WRITTEN EXERCISE →
Carry none of the pictures over; write out the complete data exactly.

Records that describe figures:
+ + + + + + +

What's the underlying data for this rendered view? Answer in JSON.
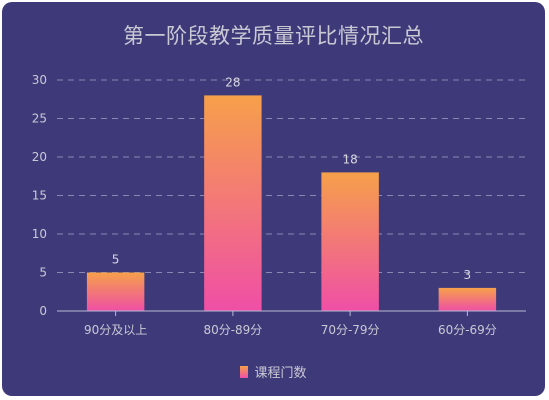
{
  "chart_data": {
    "type": "bar",
    "title": "第一阶段教学质量评比情况汇总",
    "categories": [
      "90分及以上",
      "80分-89分",
      "70分-79分",
      "60分-69分"
    ],
    "series": [
      {
        "name": "课程门数",
        "values": [
          5,
          28,
          18,
          3
        ]
      }
    ],
    "ylim": [
      0,
      30
    ],
    "yticks": [
      0,
      5,
      10,
      15,
      20,
      25,
      30
    ],
    "grid": true,
    "legend": "bottom",
    "colors": {
      "background": "#3e3a7a",
      "bar_top": "#f6a04a",
      "bar_bottom": "#ef4fa6",
      "text": "#c9c9d4",
      "grid": "#8a88b3"
    }
  }
}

+ + + + + + +

THE RESULT →
What's the underlying data for this rendered view? Answer in JSON.
{
  "chart_data": {
    "type": "bar",
    "title": "第一阶段教学质量评比情况汇总",
    "categories": [
      "90分及以上",
      "80分-89分",
      "70分-79分",
      "60分-69分"
    ],
    "series": [
      {
        "name": "课程门数",
        "values": [
          5,
          28,
          18,
          3
        ]
      }
    ],
    "ylim": [
      0,
      30
    ],
    "yticks": [
      0,
      5,
      10,
      15,
      20,
      25,
      30
    ],
    "grid": true,
    "legend": "bottom",
    "colors": {
      "background": "#3e3a7a",
      "bar_top": "#f6a04a",
      "bar_bottom": "#ef4fa6",
      "text": "#c9c9d4",
      "grid": "#8a88b3"
    }
  }
}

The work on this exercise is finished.